THE REQUEST: Please set out every line of all the records below as a numbered list, leaving out any blank lines.

EXERCISE INPUTS:
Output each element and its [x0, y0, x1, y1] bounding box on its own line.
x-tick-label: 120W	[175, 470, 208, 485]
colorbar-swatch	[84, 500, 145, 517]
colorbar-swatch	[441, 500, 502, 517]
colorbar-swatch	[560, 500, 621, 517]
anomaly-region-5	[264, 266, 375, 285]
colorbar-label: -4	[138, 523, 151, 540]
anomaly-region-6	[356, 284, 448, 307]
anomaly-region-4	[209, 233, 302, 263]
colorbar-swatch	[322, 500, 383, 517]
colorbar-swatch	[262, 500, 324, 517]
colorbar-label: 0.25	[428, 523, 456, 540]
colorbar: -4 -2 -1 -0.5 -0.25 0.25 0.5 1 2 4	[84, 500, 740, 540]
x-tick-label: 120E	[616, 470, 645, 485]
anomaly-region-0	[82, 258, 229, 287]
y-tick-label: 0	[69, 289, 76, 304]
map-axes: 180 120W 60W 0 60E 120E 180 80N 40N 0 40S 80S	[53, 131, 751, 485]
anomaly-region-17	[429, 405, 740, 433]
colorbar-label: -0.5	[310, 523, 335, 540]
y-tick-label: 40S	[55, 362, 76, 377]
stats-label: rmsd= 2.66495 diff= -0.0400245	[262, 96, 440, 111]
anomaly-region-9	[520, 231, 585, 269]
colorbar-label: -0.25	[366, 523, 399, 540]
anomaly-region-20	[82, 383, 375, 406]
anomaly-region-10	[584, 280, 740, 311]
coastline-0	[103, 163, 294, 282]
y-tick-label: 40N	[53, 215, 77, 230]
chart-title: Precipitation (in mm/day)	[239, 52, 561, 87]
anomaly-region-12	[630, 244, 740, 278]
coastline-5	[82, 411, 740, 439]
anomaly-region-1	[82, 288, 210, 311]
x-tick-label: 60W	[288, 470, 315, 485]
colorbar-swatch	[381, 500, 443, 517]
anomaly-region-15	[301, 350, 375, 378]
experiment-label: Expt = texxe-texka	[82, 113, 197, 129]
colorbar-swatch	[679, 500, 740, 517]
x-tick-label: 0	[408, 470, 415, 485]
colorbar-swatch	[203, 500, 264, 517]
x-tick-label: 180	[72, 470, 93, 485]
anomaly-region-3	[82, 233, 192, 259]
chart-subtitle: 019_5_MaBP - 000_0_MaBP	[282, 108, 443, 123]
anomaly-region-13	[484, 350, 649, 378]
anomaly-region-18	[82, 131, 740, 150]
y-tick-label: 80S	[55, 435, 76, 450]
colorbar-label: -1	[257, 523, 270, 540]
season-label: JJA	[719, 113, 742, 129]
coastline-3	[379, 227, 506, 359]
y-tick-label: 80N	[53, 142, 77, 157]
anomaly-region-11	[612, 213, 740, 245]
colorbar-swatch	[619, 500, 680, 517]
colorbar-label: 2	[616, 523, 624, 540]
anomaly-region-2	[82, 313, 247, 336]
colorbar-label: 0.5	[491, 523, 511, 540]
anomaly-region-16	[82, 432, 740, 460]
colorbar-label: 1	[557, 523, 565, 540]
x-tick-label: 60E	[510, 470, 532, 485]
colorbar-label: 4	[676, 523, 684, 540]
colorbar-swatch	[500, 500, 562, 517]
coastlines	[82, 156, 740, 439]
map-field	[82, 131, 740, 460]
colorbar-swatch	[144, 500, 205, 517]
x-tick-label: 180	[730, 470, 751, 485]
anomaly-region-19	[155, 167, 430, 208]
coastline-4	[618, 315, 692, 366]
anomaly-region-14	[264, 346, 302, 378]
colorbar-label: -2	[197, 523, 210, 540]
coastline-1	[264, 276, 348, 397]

RESPONSE TO THIS TASK:
1. Output each element and its [x0, y0, x1, y1] bounding box on its own line.
2. x-tick-label: 120W	[175, 470, 208, 485]
3. colorbar-swatch	[84, 500, 145, 517]
4. colorbar-swatch	[441, 500, 502, 517]
5. colorbar-swatch	[560, 500, 621, 517]
6. anomaly-region-5	[264, 266, 375, 285]
7. colorbar-label: -4	[138, 523, 151, 540]
8. anomaly-region-6	[356, 284, 448, 307]
9. anomaly-region-4	[209, 233, 302, 263]
10. colorbar-swatch	[322, 500, 383, 517]
11. colorbar-swatch	[262, 500, 324, 517]
12. colorbar-label: 0.25	[428, 523, 456, 540]
13. colorbar: -4 -2 -1 -0.5 -0.25 0.25 0.5 1 2 4	[84, 500, 740, 540]
14. x-tick-label: 120E	[616, 470, 645, 485]
15. anomaly-region-0	[82, 258, 229, 287]
16. y-tick-label: 0	[69, 289, 76, 304]
17. map-axes: 180 120W 60W 0 60E 120E 180 80N 40N 0 40S 80S	[53, 131, 751, 485]
18. anomaly-region-17	[429, 405, 740, 433]
19. colorbar-label: -0.5	[310, 523, 335, 540]
20. y-tick-label: 40S	[55, 362, 76, 377]
21. stats-label: rmsd= 2.66495 diff= -0.0400245	[262, 96, 440, 111]
22. anomaly-region-9	[520, 231, 585, 269]
23. colorbar-label: -0.25	[366, 523, 399, 540]
24. anomaly-region-20	[82, 383, 375, 406]
25. anomaly-region-10	[584, 280, 740, 311]
26. coastline-0	[103, 163, 294, 282]
27. y-tick-label: 40N	[53, 215, 77, 230]
28. chart-title: Precipitation (in mm/day)	[239, 52, 561, 87]
29. anomaly-region-12	[630, 244, 740, 278]
30. coastline-5	[82, 411, 740, 439]
31. anomaly-region-1	[82, 288, 210, 311]
32. x-tick-label: 60W	[288, 470, 315, 485]
33. colorbar-swatch	[381, 500, 443, 517]
34. anomaly-region-15	[301, 350, 375, 378]
35. experiment-label: Expt = texxe-texka	[82, 113, 197, 129]
36. colorbar-swatch	[679, 500, 740, 517]
37. x-tick-label: 0	[408, 470, 415, 485]
38. colorbar-swatch	[203, 500, 264, 517]
39. x-tick-label: 180	[72, 470, 93, 485]
40. anomaly-region-3	[82, 233, 192, 259]
41. chart-subtitle: 019_5_MaBP - 000_0_MaBP	[282, 108, 443, 123]
42. anomaly-region-13	[484, 350, 649, 378]
43. anomaly-region-18	[82, 131, 740, 150]
44. y-tick-label: 80S	[55, 435, 76, 450]
45. colorbar-label: -1	[257, 523, 270, 540]
46. season-label: JJA	[719, 113, 742, 129]
47. coastline-3	[379, 227, 506, 359]
48. y-tick-label: 80N	[53, 142, 77, 157]
49. anomaly-region-11	[612, 213, 740, 245]
50. colorbar-swatch	[619, 500, 680, 517]
51. colorbar-label: 2	[616, 523, 624, 540]
52. anomaly-region-2	[82, 313, 247, 336]
53. colorbar-label: 0.5	[491, 523, 511, 540]
54. anomaly-region-16	[82, 432, 740, 460]
55. colorbar-label: 1	[557, 523, 565, 540]
56. x-tick-label: 60E	[510, 470, 532, 485]
57. colorbar-label: 4	[676, 523, 684, 540]
58. colorbar-swatch	[500, 500, 562, 517]
59. coastlines	[82, 156, 740, 439]
60. map-field	[82, 131, 740, 460]
61. colorbar-swatch	[144, 500, 205, 517]
62. x-tick-label: 180	[730, 470, 751, 485]
63. anomaly-region-19	[155, 167, 430, 208]
64. coastline-4	[618, 315, 692, 366]
65. anomaly-region-14	[264, 346, 302, 378]
66. colorbar-label: -2	[197, 523, 210, 540]
67. coastline-1	[264, 276, 348, 397]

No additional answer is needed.